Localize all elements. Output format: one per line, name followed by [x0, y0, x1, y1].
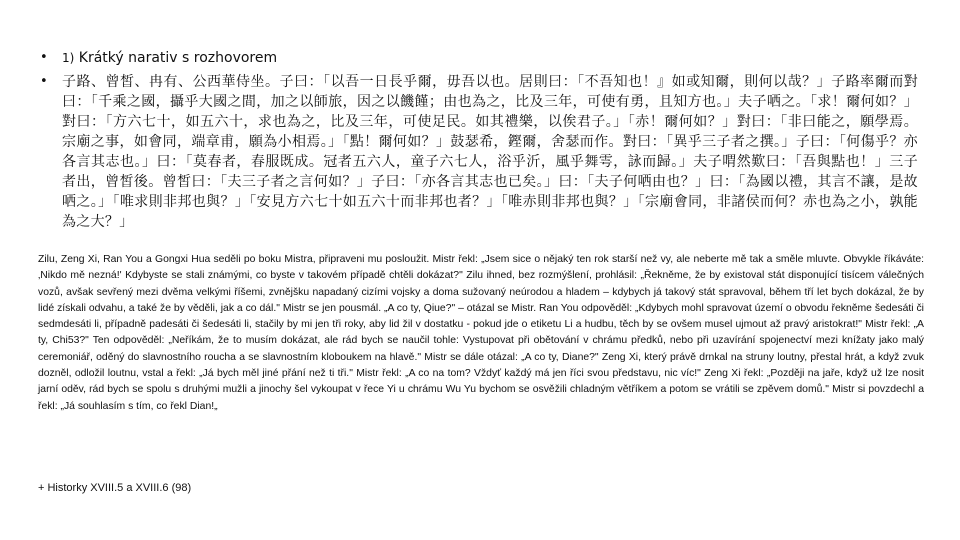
chinese-passage: 子路、曾皙、冉有、公西華侍坐。子曰：「以吾一日長乎爾，毋吾以也。居則曰：「不吾知也！』如或知爾，則何以哉？」子路率爾而對曰：「千乘之國，攝乎大國之間，加之以師旅，因之以饑饉；由也為之，比及三年，可使有勇，且知方也。」夫子哂之。「求！爾何如？」對曰：「方六七十，如五六十，求也為之，比及三年，可使足民。如其禮樂，以俟君子。」「赤！爾何如？」對曰：「非曰能之，願學焉。宗廟之事，如會同，端章甫，願為小相焉。」「點！爾何如？」鼓瑟希，鏗爾，舍瑟而作。對曰：「異乎三子者之撰。」子曰：「何傷乎？亦各言其志也。」曰：「莫春者，春服既成。冠者五六人，童子六七人，浴乎沂，風乎舞雩，詠而歸。」夫子喟然歎曰：「吾與點也！」三子者出，曾皙後。曾皙曰：「夫三子者之言何如？」子曰：「亦各言其志也已矣。」曰：「夫子何哂由也？」曰：「為國以禮，其言不讓，是故哂之。」「唯求則非邦也與？」「安見方六七十如五六十而非邦也者？」「唯赤則非邦也與？」「宗廟會同，非諸侯而何？赤也為之小，孰能為之大？」 — [62, 74, 918, 230]
bullet-chinese-text — [38, 72, 918, 232]
heading-text: Krátký narativ s rozhovorem — [78, 50, 278, 66]
source-note: + Historky XVIII.5 a XVIII.6 (98) — [38, 482, 192, 494]
czech-translation: Zilu, Zeng Xi, Ran You a Gongxi Hua seděli po boku Mistra, připraveni mu posloužit. Mistr řekl: „Jsem sice o nějaký ten rok starší než vy, ale neberte mě tak a směle mluvte. Obvykle říkáváte: ‚Nikdo mě nezná!' Kdybyste se stali známými, co byste v takovém případě chtěli dokázat?" Zilu ihned, bez rozmýšlení, prohlásil: „Řekněme, že by existoval stát disponující tisícem válečných vozů, avšak sevřený mezi dvěma velkými říšemi, zvnějšku napadaný cizími vojsky a doma sužovaný neúrodou a hladem – kdybych já takový stát spravoval, během tří let bych dokázal, že by lidé získali odvahu, a také že by věděli, jak a co dál." Mistr se jen pousmál. „A co ty, Qiue?" – otázal se Mistr. Ran You odpověděl: „Kdybych mohl spravovat území o obvodu řekněme šedesáti či sedmdesáti li, případně padesáti či šedesáti li, stačily by mi jen tři roky, aby lid žil v dostatku - pokud jde o etiketu Li a hudbu, těch by se ovšem musel ujmout až pravý aristokrat!" Mistr řekl: „A ty, Chi53?" Ten odpověděl: „Neříkám, že to musím dokázat, ale rád bych se naučil tohle: Vystupovat při obětování v chrámu předků, nebo při uzavírání spojenectví mezi knížaty jako malý ceremoniář, oděný do slavnostního roucha a se slavnostním kloboukem na hlavě." Mistr se dále otázal: „A co ty, Diane?" Zeng Xi, který právě drnkal na struny loutny, přestal hrát, a když zvuk dozněl, odložil loutnu, vstal a řekl: „Já bych měl jiné přání než ti tři." Mistr řekl: „A co na tom? Vždyť každý má jen říci svou představu, nic víc!" Zeng Xi řekl: „Později na jaře, když už lze nosit jarní oděv, rád bych se spolu s druhými mužli a jinochy šel vykoupat v řece Yi u chrámu Wu Yu bychom se osvěžili chladným větříkem a potom se vrátili se zpěvem domů." Mistr si povzdechl a řekl: „Já souhlasím s tím, co řekl Dian!„ — [38, 254, 924, 412]
bullet-marker: • — [40, 74, 48, 89]
bullet-marker: • — [40, 50, 48, 65]
bullet-heading — [38, 46, 918, 72]
heading-number: 1) — [62, 51, 75, 65]
bullet-list — [38, 46, 918, 232]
::::::::
* What you are asked to do *
Copy out the material above line for line, without changing anything, and leave out the picture.

* Worked answer *
Localize all elements. Output format: one per line, name followed by [x0, y0, x1, y1].
chinese-passage: 子路、曾皙、冉有、公西華侍坐。子曰：「以吾一日長乎爾，毋吾以也。居則曰：「不吾知也！』如或知爾，則何以哉？」子路率爾而對曰：「千乘之國，攝乎大國之間，加之以師旅，因之以饑饉；由也為之，比及三年，可使有勇，且知方也。」夫子哂之。「求！爾何如？」對曰：「方六七十，如五六十，求也為之，比及三年，可使足民。如其禮樂，以俟君子。」「赤！爾何如？」對曰：「非曰能之，願學焉。宗廟之事，如會同，端章甫，願為小相焉。」「點！爾何如？」鼓瑟希，鏗爾，舍瑟而作。對曰：「異乎三子者之撰。」子曰：「何傷乎？亦各言其志也。」曰：「莫春者，春服既成。冠者五六人，童子六七人，浴乎沂，風乎舞雩，詠而歸。」夫子喟然歎曰：「吾與點也！」三子者出，曾皙後。曾皙曰：「夫三子者之言何如？」子曰：「亦各言其志也已矣。」曰：「夫子何哂由也？」曰：「為國以禮，其言不讓，是故哂之。」「唯求則非邦也與？」「安見方六七十如五六十而非邦也者？」「唯赤則非邦也與？」「宗廟會同，非諸侯而何？赤也為之小，孰能為之大？」 — [62, 74, 918, 230]
bullet-chinese-text — [38, 72, 918, 232]
heading-text: Krátký narativ s rozhovorem — [78, 50, 278, 66]
source-note: + Historky XVIII.5 a XVIII.6 (98) — [38, 482, 192, 494]
czech-translation: Zilu, Zeng Xi, Ran You a Gongxi Hua seděli po boku Mistra, připraveni mu posloužit. Mistr řekl: „Jsem sice o nějaký ten rok starší než vy, ale neberte mě tak a směle mluvte. Obvykle říkáváte: ‚Nikdo mě nezná!' Kdybyste se stali známými, co byste v takovém případě chtěli dokázat?" Zilu ihned, bez rozmýšlení, prohlásil: „Řekněme, že by existoval stát disponující tisícem válečných vozů, avšak sevřený mezi dvěma velkými říšemi, zvnějšku napadaný cizími vojsky a doma sužovaný neúrodou a hladem – kdybych já takový stát spravoval, během tří let bych dokázal, že by lidé získali odvahu, a také že by věděli, jak a co dál." Mistr se jen pousmál. „A co ty, Qiue?" – otázal se Mistr. Ran You odpověděl: „Kdybych mohl spravovat území o obvodu řekněme šedesáti či sedmdesáti li, případně padesáti či šedesáti li, stačily by mi jen tři roky, aby lid žil v dostatku - pokud jde o etiketu Li a hudbu, těch by se ovšem musel ujmout až pravý aristokrat!" Mistr řekl: „A ty, Chi53?" Ten odpověděl: „Neříkám, že to musím dokázat, ale rád bych se naučil tohle: Vystupovat při obětování v chrámu předků, nebo při uzavírání spojenectví mezi knížaty jako malý ceremoniář, oděný do slavnostního roucha a se slavnostním kloboukem na hlavě." Mistr se dále otázal: „A co ty, Diane?" Zeng Xi, který právě drnkal na struny loutny, přestal hrát, a když zvuk dozněl, odložil loutnu, vstal a řekl: „Já bych měl jiné přání než ti tři." Mistr řekl: „A co na tom? Vždyť každý má jen říci svou představu, nic víc!" Zeng Xi řekl: „Později na jaře, když už lze nosit jarní oděv, rád bych se spolu s druhými mužli a jinochy šel vykoupat v řece Yi u chrámu Wu Yu bychom se osvěžili chladným větříkem a potom se vrátili se zpěvem domů." Mistr si povzdechl a řekl: „Já souhlasím s tím, co řekl Dian!„ — [38, 254, 924, 412]
bullet-marker: • — [40, 74, 48, 89]
bullet-marker: • — [40, 50, 48, 65]
bullet-heading — [38, 46, 918, 72]
heading-number: 1) — [62, 51, 75, 65]
bullet-list — [38, 46, 918, 232]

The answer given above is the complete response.